GIVEN DATA:
******************************

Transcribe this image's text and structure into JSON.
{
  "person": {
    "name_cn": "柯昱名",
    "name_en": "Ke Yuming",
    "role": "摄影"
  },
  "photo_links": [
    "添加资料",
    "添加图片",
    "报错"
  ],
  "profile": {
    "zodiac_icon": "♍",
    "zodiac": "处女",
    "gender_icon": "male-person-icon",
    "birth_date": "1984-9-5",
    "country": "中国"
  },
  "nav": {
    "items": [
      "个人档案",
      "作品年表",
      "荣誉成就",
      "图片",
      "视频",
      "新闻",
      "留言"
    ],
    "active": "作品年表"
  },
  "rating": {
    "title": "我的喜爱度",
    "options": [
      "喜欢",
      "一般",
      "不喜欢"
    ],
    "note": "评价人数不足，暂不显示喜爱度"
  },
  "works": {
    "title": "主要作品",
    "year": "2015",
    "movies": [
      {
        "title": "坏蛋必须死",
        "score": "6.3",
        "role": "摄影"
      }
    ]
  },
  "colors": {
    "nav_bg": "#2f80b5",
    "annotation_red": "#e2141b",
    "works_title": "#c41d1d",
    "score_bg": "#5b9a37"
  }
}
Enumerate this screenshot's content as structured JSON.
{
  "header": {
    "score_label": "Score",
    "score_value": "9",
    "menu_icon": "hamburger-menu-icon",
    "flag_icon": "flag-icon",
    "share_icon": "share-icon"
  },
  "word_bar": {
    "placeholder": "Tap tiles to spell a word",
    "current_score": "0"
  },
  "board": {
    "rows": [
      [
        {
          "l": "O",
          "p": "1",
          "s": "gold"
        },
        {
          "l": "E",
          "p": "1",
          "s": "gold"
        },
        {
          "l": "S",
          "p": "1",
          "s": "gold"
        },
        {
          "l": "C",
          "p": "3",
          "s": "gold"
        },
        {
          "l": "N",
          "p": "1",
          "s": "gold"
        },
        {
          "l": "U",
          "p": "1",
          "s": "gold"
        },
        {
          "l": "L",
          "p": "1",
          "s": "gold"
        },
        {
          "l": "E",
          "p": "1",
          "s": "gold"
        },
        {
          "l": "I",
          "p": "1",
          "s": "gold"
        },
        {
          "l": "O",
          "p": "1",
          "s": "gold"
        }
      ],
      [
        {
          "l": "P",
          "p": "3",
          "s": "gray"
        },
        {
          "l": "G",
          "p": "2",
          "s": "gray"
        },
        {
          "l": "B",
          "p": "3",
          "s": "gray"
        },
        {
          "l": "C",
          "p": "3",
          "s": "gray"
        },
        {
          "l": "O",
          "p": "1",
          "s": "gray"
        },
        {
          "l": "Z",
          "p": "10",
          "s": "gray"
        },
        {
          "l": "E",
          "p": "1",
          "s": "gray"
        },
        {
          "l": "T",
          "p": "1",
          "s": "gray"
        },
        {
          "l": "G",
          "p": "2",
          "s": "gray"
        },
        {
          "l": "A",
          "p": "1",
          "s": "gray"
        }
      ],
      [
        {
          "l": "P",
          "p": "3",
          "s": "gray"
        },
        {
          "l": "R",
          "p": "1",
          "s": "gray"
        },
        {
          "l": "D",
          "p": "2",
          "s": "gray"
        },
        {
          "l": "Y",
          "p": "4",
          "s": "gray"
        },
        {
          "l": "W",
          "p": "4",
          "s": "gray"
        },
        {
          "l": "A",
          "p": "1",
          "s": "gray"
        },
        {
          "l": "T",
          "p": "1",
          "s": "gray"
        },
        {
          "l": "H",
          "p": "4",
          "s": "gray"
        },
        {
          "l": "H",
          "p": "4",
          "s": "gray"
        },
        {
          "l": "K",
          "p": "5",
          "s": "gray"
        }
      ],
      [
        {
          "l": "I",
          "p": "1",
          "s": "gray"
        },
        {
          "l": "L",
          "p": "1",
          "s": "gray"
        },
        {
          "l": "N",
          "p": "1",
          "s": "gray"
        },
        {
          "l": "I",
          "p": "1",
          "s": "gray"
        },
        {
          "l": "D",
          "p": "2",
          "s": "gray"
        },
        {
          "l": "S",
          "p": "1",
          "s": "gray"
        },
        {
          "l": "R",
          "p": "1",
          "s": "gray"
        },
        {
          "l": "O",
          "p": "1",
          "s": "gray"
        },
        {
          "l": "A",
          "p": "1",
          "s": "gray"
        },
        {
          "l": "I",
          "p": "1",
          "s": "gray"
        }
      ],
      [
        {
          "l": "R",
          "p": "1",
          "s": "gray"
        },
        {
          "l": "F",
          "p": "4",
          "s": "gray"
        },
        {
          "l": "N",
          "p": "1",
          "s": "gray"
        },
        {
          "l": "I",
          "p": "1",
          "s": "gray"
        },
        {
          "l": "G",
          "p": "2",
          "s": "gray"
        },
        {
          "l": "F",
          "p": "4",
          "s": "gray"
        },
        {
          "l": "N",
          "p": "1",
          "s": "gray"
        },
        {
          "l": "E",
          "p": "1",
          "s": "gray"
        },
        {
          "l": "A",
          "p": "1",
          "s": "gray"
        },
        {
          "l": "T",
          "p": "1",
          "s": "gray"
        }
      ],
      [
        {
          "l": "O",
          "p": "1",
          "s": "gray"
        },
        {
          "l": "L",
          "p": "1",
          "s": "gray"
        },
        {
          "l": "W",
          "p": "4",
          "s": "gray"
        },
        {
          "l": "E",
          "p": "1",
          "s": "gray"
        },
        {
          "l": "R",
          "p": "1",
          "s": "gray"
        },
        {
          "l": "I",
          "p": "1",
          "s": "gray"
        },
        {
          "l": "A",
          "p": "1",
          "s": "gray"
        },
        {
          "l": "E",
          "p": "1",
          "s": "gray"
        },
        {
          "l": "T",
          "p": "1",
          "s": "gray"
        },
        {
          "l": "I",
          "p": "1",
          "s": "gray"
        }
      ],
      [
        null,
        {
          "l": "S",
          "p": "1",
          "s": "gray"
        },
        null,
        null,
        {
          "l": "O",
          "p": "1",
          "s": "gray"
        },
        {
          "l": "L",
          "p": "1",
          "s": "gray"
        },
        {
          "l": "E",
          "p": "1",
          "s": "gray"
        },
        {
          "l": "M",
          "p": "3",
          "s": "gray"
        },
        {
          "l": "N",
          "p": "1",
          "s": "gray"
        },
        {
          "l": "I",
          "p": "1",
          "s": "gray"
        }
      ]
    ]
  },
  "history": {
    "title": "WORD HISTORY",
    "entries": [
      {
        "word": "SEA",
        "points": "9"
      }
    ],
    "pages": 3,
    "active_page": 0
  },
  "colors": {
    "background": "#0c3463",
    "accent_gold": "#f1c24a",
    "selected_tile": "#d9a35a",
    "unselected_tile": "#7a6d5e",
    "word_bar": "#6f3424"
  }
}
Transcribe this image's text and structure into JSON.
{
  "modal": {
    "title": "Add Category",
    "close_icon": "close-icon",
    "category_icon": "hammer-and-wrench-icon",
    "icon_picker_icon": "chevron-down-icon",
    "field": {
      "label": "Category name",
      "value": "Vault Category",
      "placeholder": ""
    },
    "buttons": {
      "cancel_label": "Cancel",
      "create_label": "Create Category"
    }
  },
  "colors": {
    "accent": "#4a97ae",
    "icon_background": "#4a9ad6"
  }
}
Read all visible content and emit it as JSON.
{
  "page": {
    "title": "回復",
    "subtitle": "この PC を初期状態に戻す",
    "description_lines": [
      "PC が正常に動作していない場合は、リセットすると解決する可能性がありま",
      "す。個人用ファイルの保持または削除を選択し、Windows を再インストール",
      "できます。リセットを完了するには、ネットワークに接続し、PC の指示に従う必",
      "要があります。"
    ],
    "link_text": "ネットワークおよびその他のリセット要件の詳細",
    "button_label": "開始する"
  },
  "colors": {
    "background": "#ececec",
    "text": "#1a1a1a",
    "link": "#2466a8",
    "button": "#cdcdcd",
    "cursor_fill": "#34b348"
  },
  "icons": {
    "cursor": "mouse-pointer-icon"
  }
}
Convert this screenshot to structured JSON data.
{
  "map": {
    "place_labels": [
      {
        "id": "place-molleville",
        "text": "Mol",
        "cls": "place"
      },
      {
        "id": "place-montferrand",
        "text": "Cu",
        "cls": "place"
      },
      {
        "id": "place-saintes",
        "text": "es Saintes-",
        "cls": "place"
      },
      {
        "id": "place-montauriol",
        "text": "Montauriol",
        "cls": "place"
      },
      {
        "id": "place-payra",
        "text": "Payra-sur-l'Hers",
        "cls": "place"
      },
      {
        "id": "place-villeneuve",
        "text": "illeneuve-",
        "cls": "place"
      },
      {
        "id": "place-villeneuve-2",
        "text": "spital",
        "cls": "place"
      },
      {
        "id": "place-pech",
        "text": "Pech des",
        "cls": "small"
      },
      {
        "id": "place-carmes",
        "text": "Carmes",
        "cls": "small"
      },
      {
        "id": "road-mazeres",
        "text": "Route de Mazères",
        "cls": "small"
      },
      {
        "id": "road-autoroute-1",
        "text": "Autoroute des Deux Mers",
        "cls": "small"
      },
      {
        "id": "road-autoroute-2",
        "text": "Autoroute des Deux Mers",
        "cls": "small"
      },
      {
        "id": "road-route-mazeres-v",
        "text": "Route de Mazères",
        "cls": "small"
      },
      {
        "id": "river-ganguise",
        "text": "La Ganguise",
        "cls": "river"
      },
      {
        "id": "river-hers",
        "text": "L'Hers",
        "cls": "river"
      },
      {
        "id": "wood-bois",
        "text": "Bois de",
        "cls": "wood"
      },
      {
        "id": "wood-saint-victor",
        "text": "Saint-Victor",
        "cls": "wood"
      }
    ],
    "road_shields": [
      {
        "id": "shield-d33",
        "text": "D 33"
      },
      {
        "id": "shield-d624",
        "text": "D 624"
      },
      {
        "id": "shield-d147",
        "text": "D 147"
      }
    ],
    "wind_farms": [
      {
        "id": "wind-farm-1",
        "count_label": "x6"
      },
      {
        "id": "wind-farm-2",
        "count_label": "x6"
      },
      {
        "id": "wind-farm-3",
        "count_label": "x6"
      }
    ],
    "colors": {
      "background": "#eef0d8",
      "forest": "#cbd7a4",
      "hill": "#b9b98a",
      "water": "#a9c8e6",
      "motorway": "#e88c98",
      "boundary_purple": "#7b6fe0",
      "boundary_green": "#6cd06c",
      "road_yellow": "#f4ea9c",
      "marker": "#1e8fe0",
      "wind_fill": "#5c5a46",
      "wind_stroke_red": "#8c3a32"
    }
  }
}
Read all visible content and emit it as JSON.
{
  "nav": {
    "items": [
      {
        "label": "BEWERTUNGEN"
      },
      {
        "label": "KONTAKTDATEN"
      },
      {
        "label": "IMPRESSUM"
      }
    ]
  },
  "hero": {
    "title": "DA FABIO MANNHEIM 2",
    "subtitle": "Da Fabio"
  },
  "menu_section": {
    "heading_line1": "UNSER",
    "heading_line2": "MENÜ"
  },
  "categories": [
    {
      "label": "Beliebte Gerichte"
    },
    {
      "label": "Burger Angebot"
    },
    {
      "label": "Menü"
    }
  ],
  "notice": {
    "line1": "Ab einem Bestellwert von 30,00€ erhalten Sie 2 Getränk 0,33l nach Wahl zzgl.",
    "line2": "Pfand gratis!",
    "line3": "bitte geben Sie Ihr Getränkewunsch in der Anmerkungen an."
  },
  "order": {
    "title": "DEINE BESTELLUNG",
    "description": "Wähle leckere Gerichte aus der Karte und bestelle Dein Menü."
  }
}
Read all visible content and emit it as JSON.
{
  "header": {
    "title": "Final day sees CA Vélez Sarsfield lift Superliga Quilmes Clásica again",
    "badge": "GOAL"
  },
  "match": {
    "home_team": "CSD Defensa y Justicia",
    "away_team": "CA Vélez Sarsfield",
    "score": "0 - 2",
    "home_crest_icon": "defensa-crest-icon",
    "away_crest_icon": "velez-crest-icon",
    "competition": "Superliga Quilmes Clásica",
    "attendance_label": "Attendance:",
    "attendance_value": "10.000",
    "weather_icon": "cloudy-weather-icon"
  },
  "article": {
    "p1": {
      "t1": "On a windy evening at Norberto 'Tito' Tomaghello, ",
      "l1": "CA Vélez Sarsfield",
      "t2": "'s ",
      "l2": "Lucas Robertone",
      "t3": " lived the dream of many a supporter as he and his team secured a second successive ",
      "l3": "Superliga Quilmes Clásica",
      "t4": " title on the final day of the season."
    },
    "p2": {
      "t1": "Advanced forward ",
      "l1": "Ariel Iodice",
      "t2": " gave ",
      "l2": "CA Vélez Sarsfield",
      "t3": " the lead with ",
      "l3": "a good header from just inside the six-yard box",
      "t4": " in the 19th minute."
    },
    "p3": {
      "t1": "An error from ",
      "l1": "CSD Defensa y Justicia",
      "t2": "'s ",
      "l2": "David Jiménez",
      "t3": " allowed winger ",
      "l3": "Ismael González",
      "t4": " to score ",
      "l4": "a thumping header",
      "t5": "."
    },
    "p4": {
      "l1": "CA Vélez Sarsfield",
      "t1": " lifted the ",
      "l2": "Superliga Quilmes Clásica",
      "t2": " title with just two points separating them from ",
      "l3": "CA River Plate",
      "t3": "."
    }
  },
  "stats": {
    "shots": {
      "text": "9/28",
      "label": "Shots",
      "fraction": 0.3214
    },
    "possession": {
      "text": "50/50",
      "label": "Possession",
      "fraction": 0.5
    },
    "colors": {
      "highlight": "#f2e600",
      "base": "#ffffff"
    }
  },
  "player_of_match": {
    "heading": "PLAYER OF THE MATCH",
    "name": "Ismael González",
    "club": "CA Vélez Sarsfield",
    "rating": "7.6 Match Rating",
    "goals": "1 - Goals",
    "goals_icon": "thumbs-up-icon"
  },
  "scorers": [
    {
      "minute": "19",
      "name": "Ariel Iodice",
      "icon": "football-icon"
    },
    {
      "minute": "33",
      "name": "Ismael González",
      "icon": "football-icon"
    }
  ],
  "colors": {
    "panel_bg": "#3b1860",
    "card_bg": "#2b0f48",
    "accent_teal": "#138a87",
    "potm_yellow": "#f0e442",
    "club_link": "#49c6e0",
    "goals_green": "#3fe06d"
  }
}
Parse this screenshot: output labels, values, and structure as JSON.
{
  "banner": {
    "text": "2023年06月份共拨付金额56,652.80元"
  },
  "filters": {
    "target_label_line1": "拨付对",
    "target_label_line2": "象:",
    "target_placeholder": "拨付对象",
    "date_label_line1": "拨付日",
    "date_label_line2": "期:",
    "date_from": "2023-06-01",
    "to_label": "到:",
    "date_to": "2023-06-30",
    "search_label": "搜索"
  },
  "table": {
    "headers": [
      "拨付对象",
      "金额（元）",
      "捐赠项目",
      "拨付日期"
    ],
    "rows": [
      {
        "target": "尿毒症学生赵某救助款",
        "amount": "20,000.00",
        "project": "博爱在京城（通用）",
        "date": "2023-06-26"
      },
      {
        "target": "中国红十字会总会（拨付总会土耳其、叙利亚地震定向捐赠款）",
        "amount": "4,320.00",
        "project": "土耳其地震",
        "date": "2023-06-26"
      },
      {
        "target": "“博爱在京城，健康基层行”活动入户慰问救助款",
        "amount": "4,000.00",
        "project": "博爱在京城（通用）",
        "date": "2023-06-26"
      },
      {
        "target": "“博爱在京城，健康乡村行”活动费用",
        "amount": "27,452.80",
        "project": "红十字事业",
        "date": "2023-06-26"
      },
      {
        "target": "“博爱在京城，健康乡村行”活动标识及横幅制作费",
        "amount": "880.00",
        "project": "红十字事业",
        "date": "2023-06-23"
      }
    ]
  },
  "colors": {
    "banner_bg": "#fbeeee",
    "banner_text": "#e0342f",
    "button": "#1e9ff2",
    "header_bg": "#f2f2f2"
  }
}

******************************

REQUEST:
Gather each line in the entries above where the string "Gerichte" is found.

COMPLETE ANSWER:
      "label": "Beliebte Gerichte"
    "description": "Wähle leckere Gerichte aus der Karte und bestelle Dein Menü."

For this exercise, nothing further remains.